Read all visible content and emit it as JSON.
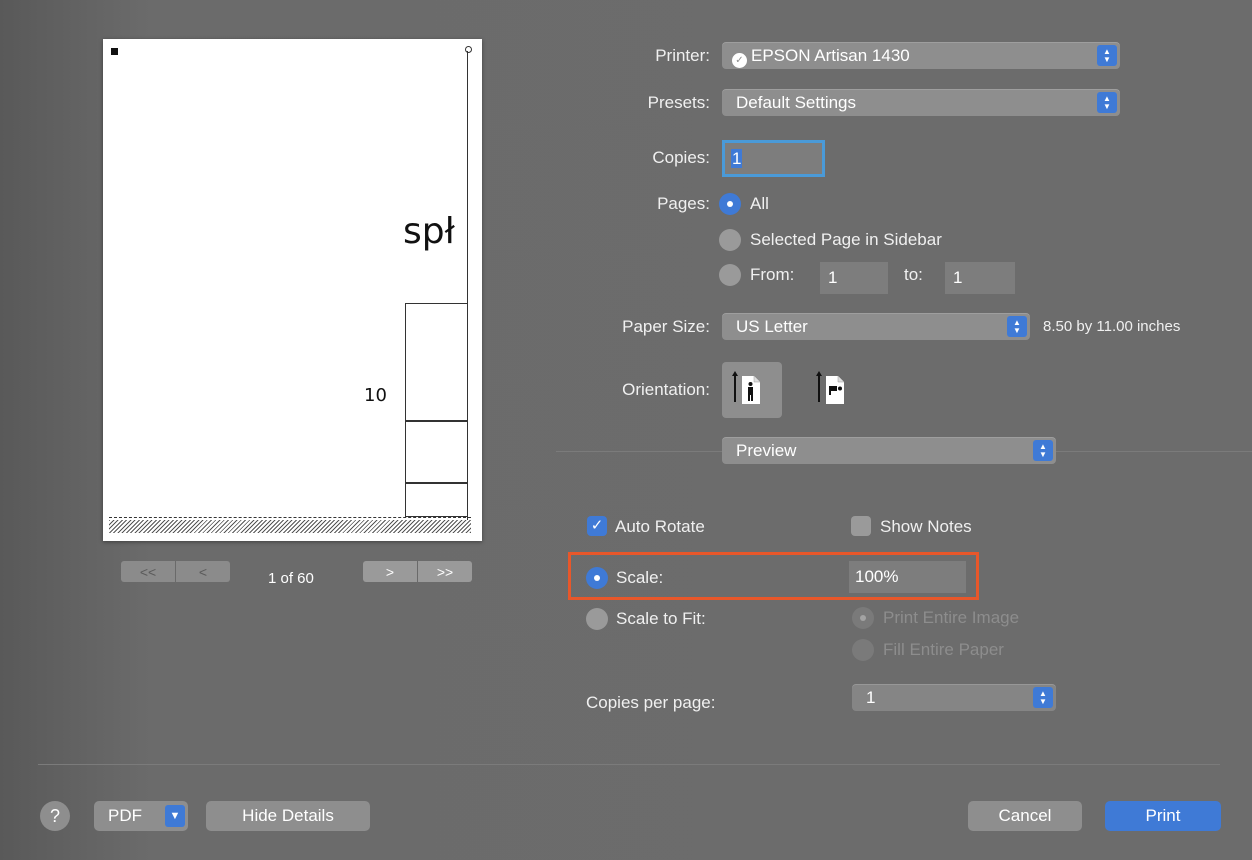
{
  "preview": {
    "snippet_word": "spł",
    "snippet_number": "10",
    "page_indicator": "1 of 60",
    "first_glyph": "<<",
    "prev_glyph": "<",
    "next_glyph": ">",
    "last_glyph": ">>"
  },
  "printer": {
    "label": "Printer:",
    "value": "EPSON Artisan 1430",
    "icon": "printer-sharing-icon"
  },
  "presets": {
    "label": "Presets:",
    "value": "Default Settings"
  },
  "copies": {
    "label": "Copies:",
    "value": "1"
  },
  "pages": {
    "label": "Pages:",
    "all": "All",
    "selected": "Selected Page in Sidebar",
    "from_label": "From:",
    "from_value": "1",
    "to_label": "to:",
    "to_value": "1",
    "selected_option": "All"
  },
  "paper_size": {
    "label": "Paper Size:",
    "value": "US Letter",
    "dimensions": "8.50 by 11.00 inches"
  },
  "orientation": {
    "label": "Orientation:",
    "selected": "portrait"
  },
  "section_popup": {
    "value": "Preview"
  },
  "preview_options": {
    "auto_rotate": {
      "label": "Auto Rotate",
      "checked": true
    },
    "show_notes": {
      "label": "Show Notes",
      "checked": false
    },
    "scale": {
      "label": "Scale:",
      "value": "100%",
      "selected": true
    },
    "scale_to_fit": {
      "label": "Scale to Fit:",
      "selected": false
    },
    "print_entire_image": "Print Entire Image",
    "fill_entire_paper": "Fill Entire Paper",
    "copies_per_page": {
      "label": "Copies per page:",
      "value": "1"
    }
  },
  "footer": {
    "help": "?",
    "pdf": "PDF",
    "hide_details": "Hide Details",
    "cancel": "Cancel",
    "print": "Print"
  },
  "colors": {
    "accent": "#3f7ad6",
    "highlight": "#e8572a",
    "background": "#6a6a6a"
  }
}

> Work to complete:
Every entry above needs to be retyped exactly; drop the pictures.

> Written response:
Read all visible content and emit it as JSON.
{
  "preview": {
    "snippet_word": "spł",
    "snippet_number": "10",
    "page_indicator": "1 of 60",
    "first_glyph": "<<",
    "prev_glyph": "<",
    "next_glyph": ">",
    "last_glyph": ">>"
  },
  "printer": {
    "label": "Printer:",
    "value": "EPSON Artisan 1430",
    "icon": "printer-sharing-icon"
  },
  "presets": {
    "label": "Presets:",
    "value": "Default Settings"
  },
  "copies": {
    "label": "Copies:",
    "value": "1"
  },
  "pages": {
    "label": "Pages:",
    "all": "All",
    "selected": "Selected Page in Sidebar",
    "from_label": "From:",
    "from_value": "1",
    "to_label": "to:",
    "to_value": "1",
    "selected_option": "All"
  },
  "paper_size": {
    "label": "Paper Size:",
    "value": "US Letter",
    "dimensions": "8.50 by 11.00 inches"
  },
  "orientation": {
    "label": "Orientation:",
    "selected": "portrait"
  },
  "section_popup": {
    "value": "Preview"
  },
  "preview_options": {
    "auto_rotate": {
      "label": "Auto Rotate",
      "checked": true
    },
    "show_notes": {
      "label": "Show Notes",
      "checked": false
    },
    "scale": {
      "label": "Scale:",
      "value": "100%",
      "selected": true
    },
    "scale_to_fit": {
      "label": "Scale to Fit:",
      "selected": false
    },
    "print_entire_image": "Print Entire Image",
    "fill_entire_paper": "Fill Entire Paper",
    "copies_per_page": {
      "label": "Copies per page:",
      "value": "1"
    }
  },
  "footer": {
    "help": "?",
    "pdf": "PDF",
    "hide_details": "Hide Details",
    "cancel": "Cancel",
    "print": "Print"
  },
  "colors": {
    "accent": "#3f7ad6",
    "highlight": "#e8572a",
    "background": "#6a6a6a"
  }
}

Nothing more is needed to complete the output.